[Collection entries]
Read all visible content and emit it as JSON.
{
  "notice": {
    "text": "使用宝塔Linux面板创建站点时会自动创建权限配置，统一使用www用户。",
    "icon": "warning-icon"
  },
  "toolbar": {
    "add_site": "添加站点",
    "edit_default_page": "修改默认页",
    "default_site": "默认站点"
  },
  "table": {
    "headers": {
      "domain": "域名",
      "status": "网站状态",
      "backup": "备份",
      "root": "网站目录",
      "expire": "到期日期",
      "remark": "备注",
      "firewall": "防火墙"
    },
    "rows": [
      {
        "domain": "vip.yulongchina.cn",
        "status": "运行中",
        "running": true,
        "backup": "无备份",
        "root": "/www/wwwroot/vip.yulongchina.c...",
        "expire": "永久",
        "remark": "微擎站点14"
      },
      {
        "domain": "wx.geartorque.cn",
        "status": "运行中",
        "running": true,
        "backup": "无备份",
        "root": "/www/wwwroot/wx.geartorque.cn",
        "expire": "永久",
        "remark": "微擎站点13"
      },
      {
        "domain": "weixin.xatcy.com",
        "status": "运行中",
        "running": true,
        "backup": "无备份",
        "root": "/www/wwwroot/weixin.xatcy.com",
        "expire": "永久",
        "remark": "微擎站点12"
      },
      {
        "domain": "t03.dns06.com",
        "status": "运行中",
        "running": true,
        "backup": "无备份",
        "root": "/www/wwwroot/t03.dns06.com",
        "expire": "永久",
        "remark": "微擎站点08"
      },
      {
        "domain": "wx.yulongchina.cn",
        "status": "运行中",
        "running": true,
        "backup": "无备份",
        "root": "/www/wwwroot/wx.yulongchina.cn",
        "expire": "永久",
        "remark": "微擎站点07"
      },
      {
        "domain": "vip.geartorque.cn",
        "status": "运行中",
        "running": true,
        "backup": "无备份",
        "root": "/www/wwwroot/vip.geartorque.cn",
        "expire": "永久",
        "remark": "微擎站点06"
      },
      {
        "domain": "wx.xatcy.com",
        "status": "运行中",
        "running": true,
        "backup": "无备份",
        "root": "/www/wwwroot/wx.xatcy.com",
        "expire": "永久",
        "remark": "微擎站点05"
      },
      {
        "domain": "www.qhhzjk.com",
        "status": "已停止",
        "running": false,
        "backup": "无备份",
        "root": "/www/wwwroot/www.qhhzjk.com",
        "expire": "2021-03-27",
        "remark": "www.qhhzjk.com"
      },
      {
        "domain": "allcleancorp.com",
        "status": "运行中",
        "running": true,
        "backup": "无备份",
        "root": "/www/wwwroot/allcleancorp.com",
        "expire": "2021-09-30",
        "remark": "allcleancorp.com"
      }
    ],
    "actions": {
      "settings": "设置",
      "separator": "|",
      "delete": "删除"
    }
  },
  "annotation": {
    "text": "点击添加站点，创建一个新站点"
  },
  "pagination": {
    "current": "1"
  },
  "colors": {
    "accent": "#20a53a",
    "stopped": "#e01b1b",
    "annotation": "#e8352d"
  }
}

#### Task prompt
Pick out all the lines with the word "yulongchina" in them and copy them.

#### Written solution
        "domain": "vip.yulongchina.cn",
        "root": "/www/wwwroot/vip.yulongchina.c...",
        "domain": "wx.yulongchina.cn",
        "root": "/www/wwwroot/wx.yulongchina.cn",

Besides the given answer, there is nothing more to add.